→ Directive:
Reproduce the entire listing word for word.

Stored dataset items
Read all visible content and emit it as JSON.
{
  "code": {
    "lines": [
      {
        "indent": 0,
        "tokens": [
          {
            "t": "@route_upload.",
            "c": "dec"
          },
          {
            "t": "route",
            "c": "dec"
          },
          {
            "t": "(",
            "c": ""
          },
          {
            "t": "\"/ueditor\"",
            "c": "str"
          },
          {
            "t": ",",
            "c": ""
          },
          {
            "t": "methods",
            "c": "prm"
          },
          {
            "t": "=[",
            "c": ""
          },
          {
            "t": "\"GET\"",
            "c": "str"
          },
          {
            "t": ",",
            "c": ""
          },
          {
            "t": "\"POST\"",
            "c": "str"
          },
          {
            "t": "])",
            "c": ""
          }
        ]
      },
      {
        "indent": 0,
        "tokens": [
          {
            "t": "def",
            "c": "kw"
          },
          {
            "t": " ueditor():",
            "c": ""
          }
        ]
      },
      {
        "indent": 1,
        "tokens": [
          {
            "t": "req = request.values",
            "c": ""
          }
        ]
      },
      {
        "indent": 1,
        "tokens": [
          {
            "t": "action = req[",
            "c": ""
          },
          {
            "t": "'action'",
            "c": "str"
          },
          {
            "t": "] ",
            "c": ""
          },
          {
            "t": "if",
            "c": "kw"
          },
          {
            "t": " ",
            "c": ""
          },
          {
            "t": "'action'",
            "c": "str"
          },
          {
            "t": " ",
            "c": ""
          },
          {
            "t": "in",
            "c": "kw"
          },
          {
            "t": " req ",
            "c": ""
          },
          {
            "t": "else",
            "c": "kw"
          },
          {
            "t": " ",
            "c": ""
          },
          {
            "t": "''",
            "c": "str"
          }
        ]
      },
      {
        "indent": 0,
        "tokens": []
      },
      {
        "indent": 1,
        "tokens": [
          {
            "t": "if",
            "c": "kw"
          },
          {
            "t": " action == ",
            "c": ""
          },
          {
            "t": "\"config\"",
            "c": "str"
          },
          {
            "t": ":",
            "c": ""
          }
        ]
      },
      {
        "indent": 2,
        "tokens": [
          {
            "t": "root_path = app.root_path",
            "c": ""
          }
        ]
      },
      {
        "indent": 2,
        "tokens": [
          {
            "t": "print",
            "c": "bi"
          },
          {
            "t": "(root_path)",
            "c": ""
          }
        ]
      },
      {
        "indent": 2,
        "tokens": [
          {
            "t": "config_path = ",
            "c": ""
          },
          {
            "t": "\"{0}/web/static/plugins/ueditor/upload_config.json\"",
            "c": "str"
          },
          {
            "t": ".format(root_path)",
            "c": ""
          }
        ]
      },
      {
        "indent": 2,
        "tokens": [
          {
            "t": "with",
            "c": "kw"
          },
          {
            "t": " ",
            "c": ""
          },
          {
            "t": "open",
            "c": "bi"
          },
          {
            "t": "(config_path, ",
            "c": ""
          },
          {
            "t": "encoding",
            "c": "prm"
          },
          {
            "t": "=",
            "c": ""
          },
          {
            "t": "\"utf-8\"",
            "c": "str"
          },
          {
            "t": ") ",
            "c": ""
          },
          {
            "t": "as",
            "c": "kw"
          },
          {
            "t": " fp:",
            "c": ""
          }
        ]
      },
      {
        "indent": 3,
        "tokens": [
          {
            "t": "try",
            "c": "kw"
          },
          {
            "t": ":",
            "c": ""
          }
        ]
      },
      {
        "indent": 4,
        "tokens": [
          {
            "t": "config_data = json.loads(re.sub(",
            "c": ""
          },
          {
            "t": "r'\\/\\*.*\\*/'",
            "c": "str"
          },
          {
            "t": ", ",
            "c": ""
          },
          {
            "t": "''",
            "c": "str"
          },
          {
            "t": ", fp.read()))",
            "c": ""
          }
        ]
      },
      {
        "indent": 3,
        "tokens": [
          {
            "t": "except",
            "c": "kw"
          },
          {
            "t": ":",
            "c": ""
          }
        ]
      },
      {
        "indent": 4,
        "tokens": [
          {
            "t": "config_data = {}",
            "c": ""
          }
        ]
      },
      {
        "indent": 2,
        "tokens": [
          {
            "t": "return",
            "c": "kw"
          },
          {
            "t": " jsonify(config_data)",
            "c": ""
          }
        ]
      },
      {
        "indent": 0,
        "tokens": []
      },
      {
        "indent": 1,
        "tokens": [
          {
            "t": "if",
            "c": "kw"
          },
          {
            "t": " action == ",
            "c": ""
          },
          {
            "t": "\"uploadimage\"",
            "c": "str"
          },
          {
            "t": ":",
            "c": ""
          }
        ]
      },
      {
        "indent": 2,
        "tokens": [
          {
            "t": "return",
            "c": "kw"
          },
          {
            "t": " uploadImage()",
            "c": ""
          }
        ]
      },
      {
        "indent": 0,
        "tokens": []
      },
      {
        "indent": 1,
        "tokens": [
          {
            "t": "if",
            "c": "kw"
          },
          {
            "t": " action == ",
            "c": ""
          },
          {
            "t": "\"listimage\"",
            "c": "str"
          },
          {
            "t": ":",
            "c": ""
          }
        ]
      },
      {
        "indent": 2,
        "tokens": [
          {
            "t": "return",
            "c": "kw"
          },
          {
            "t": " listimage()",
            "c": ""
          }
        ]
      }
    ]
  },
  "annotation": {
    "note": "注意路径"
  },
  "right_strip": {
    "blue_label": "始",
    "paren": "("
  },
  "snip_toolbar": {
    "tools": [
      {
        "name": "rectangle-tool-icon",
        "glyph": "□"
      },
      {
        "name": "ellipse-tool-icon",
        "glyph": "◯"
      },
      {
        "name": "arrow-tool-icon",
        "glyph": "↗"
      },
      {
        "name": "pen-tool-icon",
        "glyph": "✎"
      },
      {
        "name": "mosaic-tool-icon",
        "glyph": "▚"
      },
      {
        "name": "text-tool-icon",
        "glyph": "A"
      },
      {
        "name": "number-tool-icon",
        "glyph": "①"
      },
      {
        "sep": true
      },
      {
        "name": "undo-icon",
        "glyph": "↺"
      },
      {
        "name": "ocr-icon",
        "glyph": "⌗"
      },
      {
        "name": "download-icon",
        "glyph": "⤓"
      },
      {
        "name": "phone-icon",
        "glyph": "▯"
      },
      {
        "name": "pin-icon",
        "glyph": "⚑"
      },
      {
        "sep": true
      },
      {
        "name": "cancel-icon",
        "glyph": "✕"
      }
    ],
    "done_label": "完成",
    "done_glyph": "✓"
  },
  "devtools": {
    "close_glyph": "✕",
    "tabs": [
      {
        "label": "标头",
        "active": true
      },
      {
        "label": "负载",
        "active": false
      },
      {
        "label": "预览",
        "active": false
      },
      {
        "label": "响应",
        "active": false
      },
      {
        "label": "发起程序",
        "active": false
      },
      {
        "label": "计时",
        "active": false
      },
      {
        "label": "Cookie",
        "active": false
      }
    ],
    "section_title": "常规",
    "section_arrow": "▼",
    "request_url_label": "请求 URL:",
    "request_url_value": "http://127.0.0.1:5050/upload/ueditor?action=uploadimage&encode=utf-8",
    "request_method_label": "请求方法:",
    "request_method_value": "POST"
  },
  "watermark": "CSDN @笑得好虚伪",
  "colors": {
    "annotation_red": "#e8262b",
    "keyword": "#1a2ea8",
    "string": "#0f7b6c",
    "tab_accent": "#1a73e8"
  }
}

→ Completed task:
Read all visible content and emit it as JSON.
{
  "code": {
    "lines": [
      {
        "indent": 0,
        "tokens": [
          {
            "t": "@route_upload.",
            "c": "dec"
          },
          {
            "t": "route",
            "c": "dec"
          },
          {
            "t": "(",
            "c": ""
          },
          {
            "t": "\"/ueditor\"",
            "c": "str"
          },
          {
            "t": ",",
            "c": ""
          },
          {
            "t": "methods",
            "c": "prm"
          },
          {
            "t": "=[",
            "c": ""
          },
          {
            "t": "\"GET\"",
            "c": "str"
          },
          {
            "t": ",",
            "c": ""
          },
          {
            "t": "\"POST\"",
            "c": "str"
          },
          {
            "t": "])",
            "c": ""
          }
        ]
      },
      {
        "indent": 0,
        "tokens": [
          {
            "t": "def",
            "c": "kw"
          },
          {
            "t": " ueditor():",
            "c": ""
          }
        ]
      },
      {
        "indent": 1,
        "tokens": [
          {
            "t": "req = request.values",
            "c": ""
          }
        ]
      },
      {
        "indent": 1,
        "tokens": [
          {
            "t": "action = req[",
            "c": ""
          },
          {
            "t": "'action'",
            "c": "str"
          },
          {
            "t": "] ",
            "c": ""
          },
          {
            "t": "if",
            "c": "kw"
          },
          {
            "t": " ",
            "c": ""
          },
          {
            "t": "'action'",
            "c": "str"
          },
          {
            "t": " ",
            "c": ""
          },
          {
            "t": "in",
            "c": "kw"
          },
          {
            "t": " req ",
            "c": ""
          },
          {
            "t": "else",
            "c": "kw"
          },
          {
            "t": " ",
            "c": ""
          },
          {
            "t": "''",
            "c": "str"
          }
        ]
      },
      {
        "indent": 0,
        "tokens": []
      },
      {
        "indent": 1,
        "tokens": [
          {
            "t": "if",
            "c": "kw"
          },
          {
            "t": " action == ",
            "c": ""
          },
          {
            "t": "\"config\"",
            "c": "str"
          },
          {
            "t": ":",
            "c": ""
          }
        ]
      },
      {
        "indent": 2,
        "tokens": [
          {
            "t": "root_path = app.root_path",
            "c": ""
          }
        ]
      },
      {
        "indent": 2,
        "tokens": [
          {
            "t": "print",
            "c": "bi"
          },
          {
            "t": "(root_path)",
            "c": ""
          }
        ]
      },
      {
        "indent": 2,
        "tokens": [
          {
            "t": "config_path = ",
            "c": ""
          },
          {
            "t": "\"{0}/web/static/plugins/ueditor/upload_config.json\"",
            "c": "str"
          },
          {
            "t": ".format(root_path)",
            "c": ""
          }
        ]
      },
      {
        "indent": 2,
        "tokens": [
          {
            "t": "with",
            "c": "kw"
          },
          {
            "t": " ",
            "c": ""
          },
          {
            "t": "open",
            "c": "bi"
          },
          {
            "t": "(config_path, ",
            "c": ""
          },
          {
            "t": "encoding",
            "c": "prm"
          },
          {
            "t": "=",
            "c": ""
          },
          {
            "t": "\"utf-8\"",
            "c": "str"
          },
          {
            "t": ") ",
            "c": ""
          },
          {
            "t": "as",
            "c": "kw"
          },
          {
            "t": " fp:",
            "c": ""
          }
        ]
      },
      {
        "indent": 3,
        "tokens": [
          {
            "t": "try",
            "c": "kw"
          },
          {
            "t": ":",
            "c": ""
          }
        ]
      },
      {
        "indent": 4,
        "tokens": [
          {
            "t": "config_data = json.loads(re.sub(",
            "c": ""
          },
          {
            "t": "r'\\/\\*.*\\*/'",
            "c": "str"
          },
          {
            "t": ", ",
            "c": ""
          },
          {
            "t": "''",
            "c": "str"
          },
          {
            "t": ", fp.read()))",
            "c": ""
          }
        ]
      },
      {
        "indent": 3,
        "tokens": [
          {
            "t": "except",
            "c": "kw"
          },
          {
            "t": ":",
            "c": ""
          }
        ]
      },
      {
        "indent": 4,
        "tokens": [
          {
            "t": "config_data = {}",
            "c": ""
          }
        ]
      },
      {
        "indent": 2,
        "tokens": [
          {
            "t": "return",
            "c": "kw"
          },
          {
            "t": " jsonify(config_data)",
            "c": ""
          }
        ]
      },
      {
        "indent": 0,
        "tokens": []
      },
      {
        "indent": 1,
        "tokens": [
          {
            "t": "if",
            "c": "kw"
          },
          {
            "t": " action == ",
            "c": ""
          },
          {
            "t": "\"uploadimage\"",
            "c": "str"
          },
          {
            "t": ":",
            "c": ""
          }
        ]
      },
      {
        "indent": 2,
        "tokens": [
          {
            "t": "return",
            "c": "kw"
          },
          {
            "t": " uploadImage()",
            "c": ""
          }
        ]
      },
      {
        "indent": 0,
        "tokens": []
      },
      {
        "indent": 1,
        "tokens": [
          {
            "t": "if",
            "c": "kw"
          },
          {
            "t": " action == ",
            "c": ""
          },
          {
            "t": "\"listimage\"",
            "c": "str"
          },
          {
            "t": ":",
            "c": ""
          }
        ]
      },
      {
        "indent": 2,
        "tokens": [
          {
            "t": "return",
            "c": "kw"
          },
          {
            "t": " listimage()",
            "c": ""
          }
        ]
      }
    ]
  },
  "annotation": {
    "note": "注意路径"
  },
  "right_strip": {
    "blue_label": "始",
    "paren": "("
  },
  "snip_toolbar": {
    "tools": [
      {
        "name": "rectangle-tool-icon",
        "glyph": "□"
      },
      {
        "name": "ellipse-tool-icon",
        "glyph": "◯"
      },
      {
        "name": "arrow-tool-icon",
        "glyph": "↗"
      },
      {
        "name": "pen-tool-icon",
        "glyph": "✎"
      },
      {
        "name": "mosaic-tool-icon",
        "glyph": "▚"
      },
      {
        "name": "text-tool-icon",
        "glyph": "A"
      },
      {
        "name": "number-tool-icon",
        "glyph": "①"
      },
      {
        "sep": true
      },
      {
        "name": "undo-icon",
        "glyph": "↺"
      },
      {
        "name": "ocr-icon",
        "glyph": "⌗"
      },
      {
        "name": "download-icon",
        "glyph": "⤓"
      },
      {
        "name": "phone-icon",
        "glyph": "▯"
      },
      {
        "name": "pin-icon",
        "glyph": "⚑"
      },
      {
        "sep": true
      },
      {
        "name": "cancel-icon",
        "glyph": "✕"
      }
    ],
    "done_label": "完成",
    "done_glyph": "✓"
  },
  "devtools": {
    "close_glyph": "✕",
    "tabs": [
      {
        "label": "标头",
        "active": true
      },
      {
        "label": "负载",
        "active": false
      },
      {
        "label": "预览",
        "active": false
      },
      {
        "label": "响应",
        "active": false
      },
      {
        "label": "发起程序",
        "active": false
      },
      {
        "label": "计时",
        "active": false
      },
      {
        "label": "Cookie",
        "active": false
      }
    ],
    "section_title": "常规",
    "section_arrow": "▼",
    "request_url_label": "请求 URL:",
    "request_url_value": "http://127.0.0.1:5050/upload/ueditor?action=uploadimage&encode=utf-8",
    "request_method_label": "请求方法:",
    "request_method_value": "POST"
  },
  "watermark": "CSDN @笑得好虚伪",
  "colors": {
    "annotation_red": "#e8262b",
    "keyword": "#1a2ea8",
    "string": "#0f7b6c",
    "tab_accent": "#1a73e8"
  }
}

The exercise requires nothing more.